TASK DIRECTIONS –
Transcribe the records in full, keeping every character as it is.

Collected data

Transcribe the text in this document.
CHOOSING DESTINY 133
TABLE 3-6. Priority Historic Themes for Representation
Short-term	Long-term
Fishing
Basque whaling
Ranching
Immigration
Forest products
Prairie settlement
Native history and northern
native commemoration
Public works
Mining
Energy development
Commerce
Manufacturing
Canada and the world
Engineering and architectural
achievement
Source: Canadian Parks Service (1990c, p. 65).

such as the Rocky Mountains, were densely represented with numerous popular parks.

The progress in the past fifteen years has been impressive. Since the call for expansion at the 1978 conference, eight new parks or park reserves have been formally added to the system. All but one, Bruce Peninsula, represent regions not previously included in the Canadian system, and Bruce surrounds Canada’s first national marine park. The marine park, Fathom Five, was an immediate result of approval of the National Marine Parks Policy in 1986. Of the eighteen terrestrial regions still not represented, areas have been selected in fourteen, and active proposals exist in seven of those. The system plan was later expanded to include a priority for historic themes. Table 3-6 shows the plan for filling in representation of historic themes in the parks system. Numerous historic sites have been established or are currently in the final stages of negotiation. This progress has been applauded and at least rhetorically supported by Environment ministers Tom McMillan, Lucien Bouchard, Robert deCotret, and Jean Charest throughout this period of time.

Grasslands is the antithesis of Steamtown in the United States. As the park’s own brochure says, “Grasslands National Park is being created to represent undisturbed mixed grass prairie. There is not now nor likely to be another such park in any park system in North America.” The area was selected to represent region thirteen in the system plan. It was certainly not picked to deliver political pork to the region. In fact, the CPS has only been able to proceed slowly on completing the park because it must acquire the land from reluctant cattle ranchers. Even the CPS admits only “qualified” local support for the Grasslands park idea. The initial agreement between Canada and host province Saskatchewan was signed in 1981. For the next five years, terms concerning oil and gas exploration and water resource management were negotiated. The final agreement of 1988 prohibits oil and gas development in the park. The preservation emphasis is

COMPLETED TASK –
Transcribe the text in this document.
CHOOSING DESTINY 133
TABLE 3-6. Priority Historic Themes for Representation
Short-term	Long-term
Fishing
Basque whaling
Ranching
Immigration
Forest products
Prairie settlement
Native history and northern
native commemoration
Public works
Mining
Energy development
Commerce
Manufacturing
Canada and the world
Engineering and architectural
achievement
Source: Canadian Parks Service (1990c, p. 65).

such as the Rocky Mountains, were densely represented with numerous popular parks.

The progress in the past fifteen years has been impressive. Since the call for expansion at the 1978 conference, eight new parks or park reserves have been formally added to the system. All but one, Bruce Peninsula, represent regions not previously included in the Canadian system, and Bruce surrounds Canada’s first national marine park. The marine park, Fathom Five, was an immediate result of approval of the National Marine Parks Policy in 1986. Of the eighteen terrestrial regions still not represented, areas have been selected in fourteen, and active proposals exist in seven of those. The system plan was later expanded to include a priority for historic themes. Table 3-6 shows the plan for filling in representation of historic themes in the parks system. Numerous historic sites have been established or are currently in the final stages of negotiation. This progress has been applauded and at least rhetorically supported by Environment ministers Tom McMillan, Lucien Bouchard, Robert deCotret, and Jean Charest throughout this period of time.

Grasslands is the antithesis of Steamtown in the United States. As the park’s own brochure says, “Grasslands National Park is being created to represent undisturbed mixed grass prairie. There is not now nor likely to be another such park in any park system in North America.” The area was selected to represent region thirteen in the system plan. It was certainly not picked to deliver political pork to the region. In fact, the CPS has only been able to proceed slowly on completing the park because it must acquire the land from reluctant cattle ranchers. Even the CPS admits only “qualified” local support for the Grasslands park idea. The initial agreement between Canada and host province Saskatchewan was signed in 1981. For the next five years, terms concerning oil and gas exploration and water resource management were negotiated. The final agreement of 1988 prohibits oil and gas development in the park. The preservation emphasis is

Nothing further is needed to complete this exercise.